» SET TASK: Look through the data below and return each line where "electrical" appears.

BEGIN DATASET ROWS

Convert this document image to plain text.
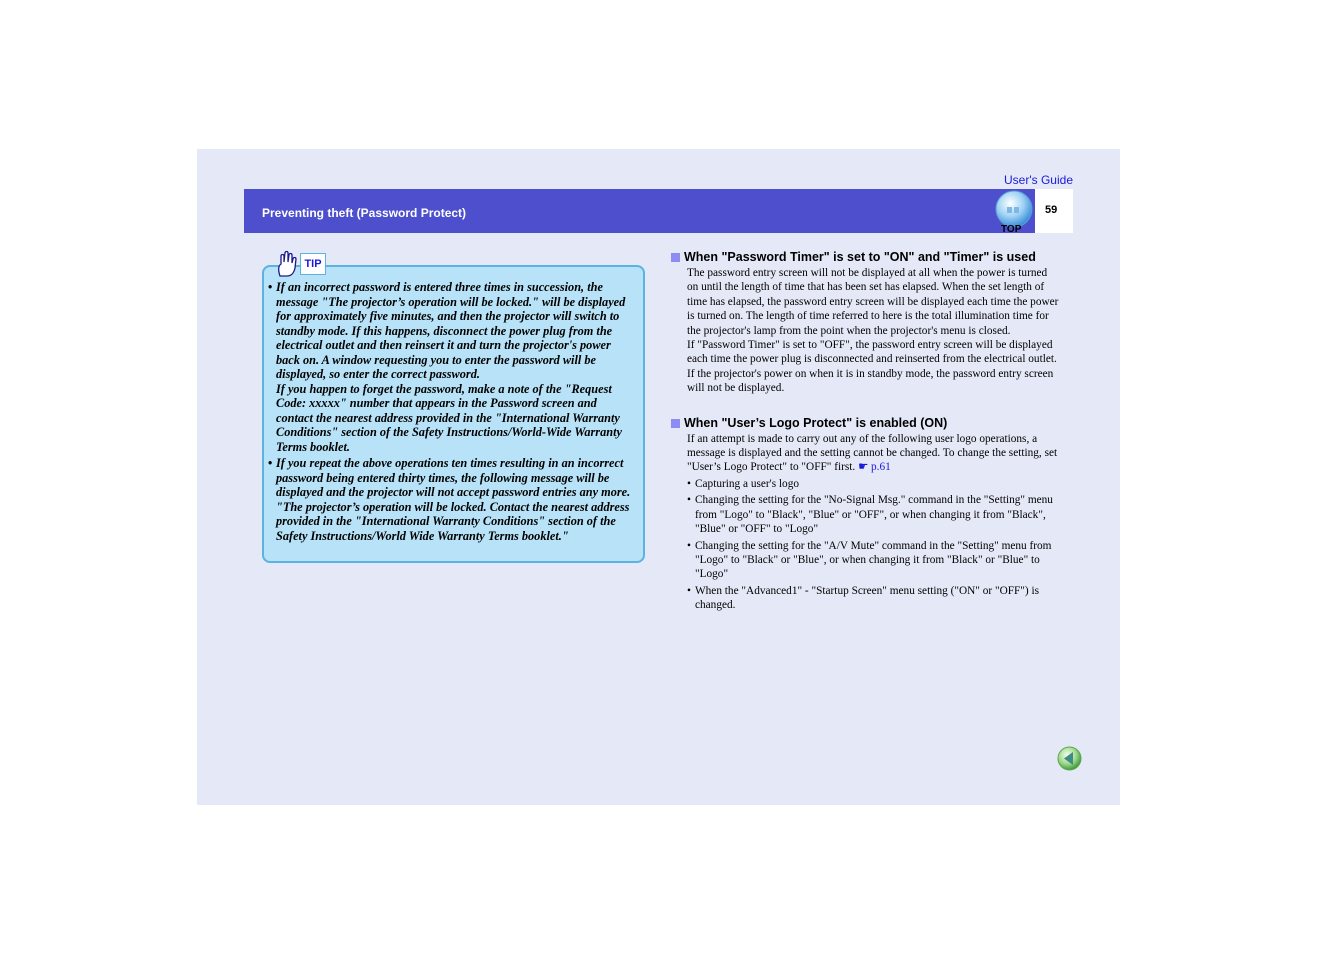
User's Guide
Preventing theft (Password Protect)	59
TOP
TIP
• If an incorrect password is entered three times in succession, the message "The projector’s operation will be locked." will be displayed for approximately five minutes, and then the projector will switch to standby mode. If this happens, disconnect the power plug from the electrical outlet and then reinsert it and turn the projector's power back on. A window requesting you to enter the password will be displayed, so enter the correct password.

If you happen to forget the password, make a note of the "Request Code: xxxxx" number that appears in the Password screen and contact the nearest address provided in the "International Warranty Conditions" section of the Safety Instructions/World-Wide Warranty Terms booklet.

• If you repeat the above operations ten times resulting in an incorrect password being entered thirty times, the following message will be displayed and the projector will not accept password entries any more.

"The projector’s operation will be locked. Contact the nearest address provided in the "International Warranty Conditions" section of the Safety Instructions/World Wide Warranty Terms booklet."

When "Password Timer" is set to "ON" and "Timer" is used

The password entry screen will not be displayed at all when the power is turned on until the length of time that has been set has elapsed. When the set length of time has elapsed, the password entry screen will be displayed each time the power is turned on. The length of time referred to here is the total illumination time for the projector's lamp from the point when the projector's menu is closed.

If "Password Timer" is set to "OFF", the password entry screen will be displayed each time the power plug is disconnected and reinserted from the electrical outlet. If the projector's power on when it is in standby mode, the password entry screen will not be displayed.

When "User’s Logo Protect" is enabled (ON)

If an attempt is made to carry out any of the following user logo operations, a message is displayed and the setting cannot be changed. To change the setting, set "User’s Logo Protect" to "OFF" first. ☛ p.61

• Capturing a user's logo
• Changing the setting for the "No-Signal Msg." command in the "Setting" menu from "Logo" to "Black", "Blue" or "OFF", or when changing it from "Black", "Blue" or "OFF" to "Logo"
• Changing the setting for the "A/V Mute" command in the "Setting" menu from "Logo" to "Black" or "Blue", or when changing it from "Black" or "Blue" to "Logo"
• When the "Advanced1" - "Startup Screen" menu setting ("ON" or "OFF") is changed.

END DATASET ROWS

» FINISHED ANSWER:
• If an incorrect password is entered three times in succession, the message "The projector’s operation will be locked." will be displayed for approximately five minutes, and then the projector will switch to standby mode. If this happens, disconnect the power plug from the electrical outlet and then reinsert it and turn the projector's power back on. A window requesting you to enter the password will be displayed, so enter the correct password.
If "Password Timer" is set to "OFF", the password entry screen will be displayed each time the power plug is disconnected and reinserted from the electrical outlet. If the projector's power on when it is in standby mode, the password entry screen will not be displayed.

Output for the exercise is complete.